» **EXERCISE DETAILS**
Say how many lines include "this", with no words around the number.

== THE DATA

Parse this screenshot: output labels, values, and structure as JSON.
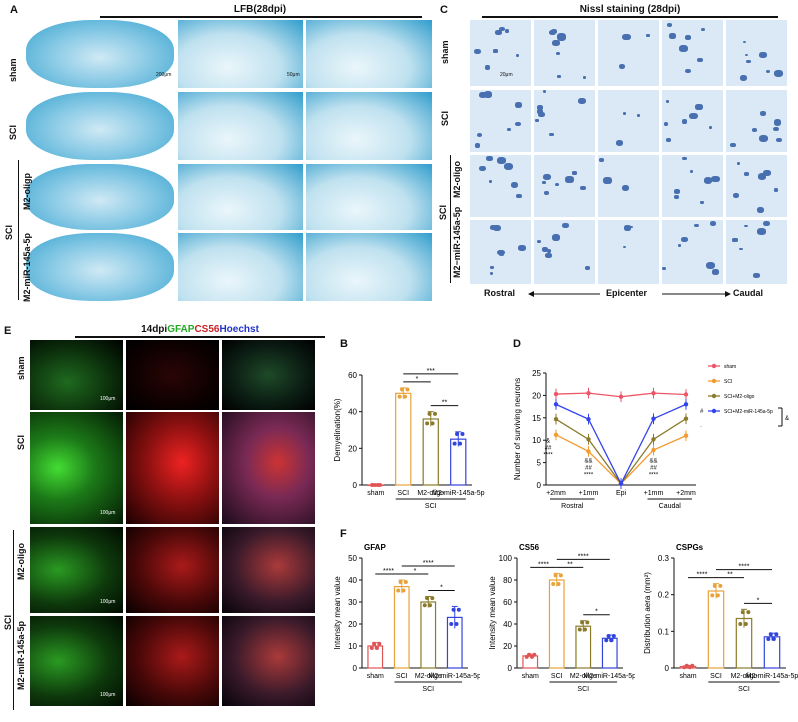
{
  "panelA": {
    "label": "A",
    "header": "LFB(28dpi)",
    "rows": [
      "sham",
      "SCI",
      "M2-oligp",
      "M2-miR-145a-5p"
    ],
    "group": "SCI",
    "scale1": "200μm",
    "scale2": "50μm"
  },
  "panelC": {
    "label": "C",
    "header": "Nissl staining (28dpi)",
    "rows": [
      "sham",
      "SCI",
      "M2-oligo",
      "M2−miR-145a-5p"
    ],
    "group": "SCI",
    "scale": "20μm",
    "axis_left": "Rostral",
    "axis_mid": "Epicenter",
    "axis_right": "Caudal"
  },
  "panelE": {
    "label": "E",
    "header_prefix": "14dpi",
    "header_gfap": "GFAP",
    "header_cs56": "CS56",
    "header_hoechst": "Hoechst",
    "rows": [
      "sham",
      "SCI",
      "M2-oligo",
      "M2-miR-145a-5p"
    ],
    "group": "SCI",
    "scale": "100μm",
    "colors": {
      "gfap": "#22cc22",
      "cs56": "#dd2222",
      "hoechst": "#2233dd"
    }
  },
  "panelB": {
    "label": "B"
  },
  "panelD": {
    "label": "D"
  },
  "panelF": {
    "label": "F"
  },
  "chart_data": [
    {
      "type": "bar",
      "id": "B",
      "categories": [
        "sham",
        "SCI",
        "M2-oligo",
        "M2-miR-145a-5p"
      ],
      "values": [
        0,
        50,
        36,
        25
      ],
      "errors": [
        0,
        3,
        4,
        4
      ],
      "ylabel": "Demyelination(%)",
      "ylim": [
        0,
        60
      ],
      "yticks": [
        0,
        20,
        40,
        60
      ],
      "group_label": "SCI",
      "sig": [
        {
          "from": 1,
          "to": 3,
          "label": "***"
        },
        {
          "from": 1,
          "to": 2,
          "label": "*"
        },
        {
          "from": 2,
          "to": 3,
          "label": "**"
        }
      ],
      "colors": [
        "#e05555",
        "#e8a23a",
        "#8a7a2a",
        "#3344dd"
      ]
    },
    {
      "type": "line",
      "id": "D",
      "categories": [
        "+2mm",
        "+1mm",
        "Epi",
        "+1mm",
        "+2mm"
      ],
      "ylabel": "Number of surviving neurons",
      "ylim": [
        0,
        25
      ],
      "yticks": [
        0,
        5,
        10,
        15,
        20,
        25
      ],
      "groups": [
        "Rostral",
        "Caudal"
      ],
      "series": [
        {
          "name": "sham",
          "values": [
            20.3,
            20.5,
            19.7,
            20.5,
            20.2
          ],
          "color": "#ee5566"
        },
        {
          "name": "SCI",
          "values": [
            11.2,
            7.5,
            0.3,
            7.8,
            11
          ],
          "color": "#f39a30"
        },
        {
          "name": "SCI+M2-oligo",
          "values": [
            14.7,
            10.2,
            0.3,
            10.2,
            14.8
          ],
          "color": "#8a7a2a"
        },
        {
          "name": "SCI+M2-miR-145a-5p",
          "values": [
            18,
            14.7,
            0.3,
            14.8,
            18
          ],
          "color": "#3344ee"
        }
      ],
      "legend_marks": [
        "#",
        "·",
        "&"
      ],
      "annot_left": [
        "&",
        "##",
        "****"
      ],
      "annot_mid_left": [
        "&&",
        "##",
        "****"
      ],
      "annot_mid_right": [
        "&&",
        "##",
        "****"
      ]
    },
    {
      "type": "bar",
      "id": "F1",
      "title": "GFAP",
      "categories": [
        "sham",
        "SCI",
        "M2-oligo",
        "M2-miR-145a-5p"
      ],
      "values": [
        10,
        37,
        30,
        23
      ],
      "errors": [
        1.5,
        3,
        2.5,
        5
      ],
      "ylabel": "Intensity mean value",
      "ylim": [
        0,
        50
      ],
      "yticks": [
        0,
        10,
        20,
        30,
        40,
        50
      ],
      "group_label": "SCI",
      "sig": [
        {
          "from": 0,
          "to": 1,
          "label": "****"
        },
        {
          "from": 1,
          "to": 3,
          "label": "****"
        },
        {
          "from": 1,
          "to": 2,
          "label": "*"
        },
        {
          "from": 2,
          "to": 3,
          "label": "*"
        }
      ]
    },
    {
      "type": "bar",
      "id": "F2",
      "title": "CS56",
      "categories": [
        "sham",
        "SCI",
        "M2-oligo",
        "M2-miR-145a-5p"
      ],
      "values": [
        11,
        80,
        38,
        27
      ],
      "errors": [
        1.5,
        6,
        5,
        3
      ],
      "ylabel": "Intensity mean value",
      "ylim": [
        0,
        100
      ],
      "yticks": [
        0,
        20,
        40,
        60,
        80,
        100
      ],
      "group_label": "SCI",
      "sig": [
        {
          "from": 0,
          "to": 1,
          "label": "****"
        },
        {
          "from": 1,
          "to": 3,
          "label": "****"
        },
        {
          "from": 1,
          "to": 2,
          "label": "**"
        },
        {
          "from": 2,
          "to": 3,
          "label": "*"
        }
      ]
    },
    {
      "type": "bar",
      "id": "F3",
      "title": "CSPGs",
      "categories": [
        "sham",
        "SCI",
        "M2-oligo",
        "M2-miR-145a-5p"
      ],
      "values": [
        0.004,
        0.21,
        0.135,
        0.085
      ],
      "errors": [
        0.003,
        0.02,
        0.025,
        0.01
      ],
      "ylabel": "Distribution aera (mm²)",
      "ylim": [
        0,
        0.3
      ],
      "yticks": [
        0.0,
        0.1,
        0.2,
        0.3
      ],
      "group_label": "SCI",
      "sig": [
        {
          "from": 0,
          "to": 1,
          "label": "****"
        },
        {
          "from": 1,
          "to": 3,
          "label": "****"
        },
        {
          "from": 1,
          "to": 2,
          "label": "**"
        },
        {
          "from": 2,
          "to": 3,
          "label": "*"
        }
      ]
    }
  ]
}
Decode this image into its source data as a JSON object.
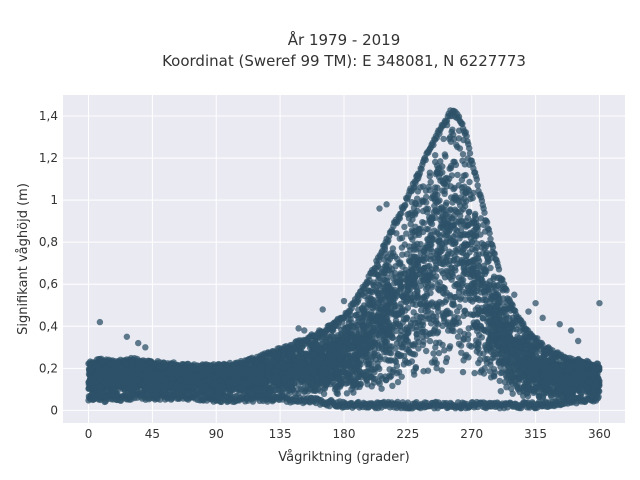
{
  "chart_data": {
    "type": "scatter",
    "title_lines": [
      "År 1979 - 2019",
      "Koordinat (Sweref 99 TM): E 348081, N 6227773"
    ],
    "xlabel": "Vågriktning (grader)",
    "ylabel": "Signifikant våghöjd (m)",
    "xlim": [
      -18,
      378
    ],
    "ylim": [
      -0.06,
      1.5
    ],
    "x_ticks": [
      0,
      45,
      90,
      135,
      180,
      225,
      270,
      315,
      360
    ],
    "x_tick_labels": [
      "0",
      "45",
      "90",
      "135",
      "180",
      "225",
      "270",
      "315",
      "360"
    ],
    "y_ticks": [
      0,
      0.2,
      0.4,
      0.6,
      0.8,
      1,
      1.2,
      1.4
    ],
    "y_tick_labels": [
      "0",
      "0,2",
      "0,4",
      "0,6",
      "0,8",
      "1",
      "1,2",
      "1,4"
    ],
    "grid": true,
    "marker_color": "#2e5268",
    "plot_bg": "#eaeaf2",
    "envelope": {
      "x": [
        0,
        10,
        20,
        30,
        45,
        60,
        75,
        90,
        105,
        120,
        135,
        150,
        160,
        170,
        180,
        190,
        200,
        210,
        220,
        230,
        240,
        250,
        255,
        260,
        265,
        270,
        280,
        290,
        300,
        310,
        320,
        330,
        340,
        350,
        360
      ],
      "upper": [
        0.23,
        0.25,
        0.24,
        0.25,
        0.24,
        0.23,
        0.22,
        0.22,
        0.23,
        0.26,
        0.3,
        0.34,
        0.37,
        0.41,
        0.46,
        0.55,
        0.67,
        0.82,
        0.96,
        1.1,
        1.25,
        1.38,
        1.43,
        1.42,
        1.35,
        1.2,
        0.92,
        0.65,
        0.48,
        0.38,
        0.32,
        0.28,
        0.25,
        0.24,
        0.22
      ],
      "lower": [
        0.04,
        0.04,
        0.04,
        0.05,
        0.05,
        0.05,
        0.05,
        0.04,
        0.04,
        0.04,
        0.04,
        0.03,
        0.03,
        0.02,
        0.01,
        0.01,
        0.01,
        0.01,
        0.01,
        0.01,
        0.01,
        0.01,
        0.01,
        0.01,
        0.01,
        0.01,
        0.01,
        0.01,
        0.01,
        0.01,
        0.01,
        0.02,
        0.03,
        0.04,
        0.04
      ]
    },
    "outliers": {
      "x": [
        8,
        27,
        35,
        40,
        148,
        152,
        165,
        180,
        190,
        205,
        210,
        300,
        310,
        315,
        320,
        332,
        340,
        345,
        360
      ],
      "y": [
        0.42,
        0.35,
        0.32,
        0.3,
        0.39,
        0.38,
        0.48,
        0.52,
        0.55,
        0.96,
        0.98,
        0.55,
        0.47,
        0.51,
        0.44,
        0.41,
        0.38,
        0.33,
        0.51
      ]
    }
  }
}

====

» **TASK OUTPUT**
2